### Estratto della pagina
___

"Vinco lo scudetto e vado a fare il nonno"

Il tecnico viola e la sfida alla Juve: "Per me è un ricordo, per i miei giocatori è pressione. Se riusciamo a reggerla... Sono 5 anni che stiamo in alto, il titolo non è un miraggio. E dopo? Mio figlio si sta per sposare, dunque sono pronto"

"Vinco lo scudetto 
e vado a fare il nonno"

Firenze - Radio Lady è a tutto volume. Nei taxi, alla stazione di Santa Maria Novella, nel Bar Stadio di fronte al Franchi. Ascolta. Dice che l’arbitro di Juventus-Fiorentina è nemico. Telefona Enrico: «È uno scandalo. Ci vogliono giù». Sette chiamate in coda, dicono tutti la stessa cosa: il complotto. C’è la Juve, qui non è normale. C’è il mondo contro, qui è qualcosa di già visto. Poi vedi Cesare Prandelli e fai inversione. C’è sempre la Juve però è uguale al Palermo, al Parma, al Liverpool. «Mi scusi un attimo»: fa un numero sull’iPhone, si allontana, torna dopo 32 secondi. Si comincia: Manuela, il calcio, la famiglia, il lavoro, i figli, le vittorie, le sconfitte. Lo schema della vita.
Juventus-Fiorentina. Qui sono tutti matti, lei no. Che cosa vuol dire?
«Vuol dire capire. Io devo capire soprattutto se questa squadra riesce ad andare a Torino e dimostrare di essere cresciuta. Al di là del risultato, al di là di tutto. Voglio capire se sappiamo reggere le pressioni».

E per lei che cos’è?
«Per me è un ricordo. Io ho passato sei anni a Torino: di quella Juventus oggi non c’è più niente. Però entrare al Comunale significa ricordare lo spogliatoio, Boniperti che arrivava, le amicizie, i rapporti. È un flash, perché poi ti concentri sulla partita e ti dimentichi tutto. E devi anche essere veloce a farlo».

Crede davvero nello scudetto a Firenze?
«E perché no? Sono cinque anni che stiamo lì in alto, è normale crederci».

Ha detto: «Il calcio è spaventato dalla normalità». Perché?
«Forse il mondo del calcio non sa neanche cosa sia la normalità. È un mondo che viaggia parallelo a quello reale, quindi quando una persona dice cose normali, fa gesti normali, compie scelte normali, spaventa. Ci si prende troppo sul serio».

I calciatori sono felici?
«Sono felici a momenti, come tutti. Però invece di inseguire la felicità dovrebbero cercare la serenità. La consapevolezza di poter fare per dieci anni un lavoro fantastico».

Deve scegliere un calciatore: prende il più forte, o il più intelligente?
«Nelle giovanili dell’Atalanta chiedevamo di portarci le presenze a scuola e i voti. Volevamo che fossero preparati ed educati, poi però ci scontravamo con la logica dei dirigenti più anziani che dicevano: “Non siamo i servizi sociali. Se prendono qualche 5 fa niente, noi dobbiamo trasformarli in professionisti”».

Se succedeva nelle giovanili, vuol dire che non c’è speranza...

___

### Cose da fare
- a) Nell'intervista a Cesare Prandelli, quanti anni dice di aver passato a Torino?
- b) Prosegui l'intervista a Cesare Prandelli a partire dall'ultima domanda riportata.

### Dati forniti
___

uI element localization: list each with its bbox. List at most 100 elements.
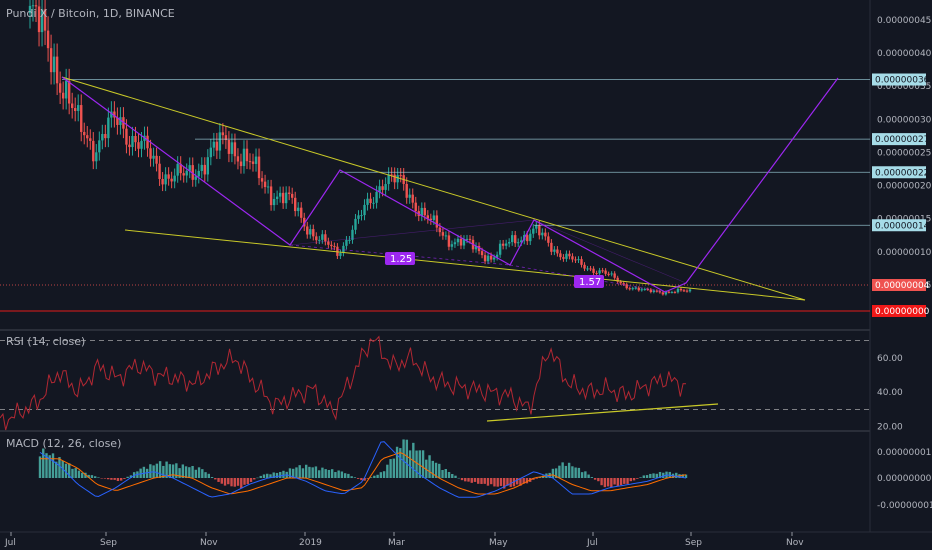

___

### Le risposte
- a) Sei anni.

- b)
«Se un giocatore ha talento, ma poi è vuoto, si perde. Diranno sempre: “Non è stato fortunato, non ha trovato l’ambiente, non s’è capito con l’allenatore”. No, la verità è che si perdono perché non hanno basi».

E lei quanti ne ha visti così?
«Tanti. Però ho visto anche il contrario».

Chi?
«Io ho avuto Carraro negli allievi dell’Atalanta. Dovevamo fare le convocazioni del torneo di Viareggio, lui mi fermò e mi disse: “Guardi mister, io non posso, ho delle interrogazioni importanti e voglio superarle. Ci tengo per me e per i miei genitori”. Me l’ha ripetuto per due anni».

Però non ha fatto carriera...
«Solo perché ha avuto una serie di infortuni. Adesso fa l’allenatore: ha fatto il tecnico qui nelle giovanili della Fiorentina».

Nella Fiorentina lavora anche suo figlio Nicolò. Litigate?
«Non capita praticamente mai. È bravo e non lo dico perché è mio figlio. Ha capacità e voglia di lavorare. Non è poco».

Vivete insieme?
«Non più. Fino a poco tempo fa eravamo tutti insieme. Io, mio figlio Nicolò e mia figlia Carolina. Lei dopo la laurea in lettere fa una specializzazione a Bergamo e fa la spola con Firenze. Nicolò, invece, ora si sposa ed è andato a convivere con la sua futura moglie».

S’è mai immaginato nonno?
«È il mio sogno. Ci penso ogni giorno, vorrei essere un nonno giovane. Mi vedo con la carrozzella al parco che chiacchiero con gli altri nonni. È splendido diventare padre, ma credo che essere nonno sia qualcosa di più».

Lei parla sempre del suo paese, Orzinuovi. Che cos’ha di speciale?
«La solidarietà tra le persone. È tipica dei paesi. Io ero ragazzino e ricordo che mia madre mi diceva tutto, così che sapessi i problemi dei nostri compaesani e potessi comportarmi di conseguenza».

Che cosa le ha insegnato sua madre?
«Il rispetto per gli altri. Poi l’amore, il non vergognarsi di voler bene. Dimostrarlo con la testa, con il cuore, con le mani».

Ha la storia di un figlio perfetto...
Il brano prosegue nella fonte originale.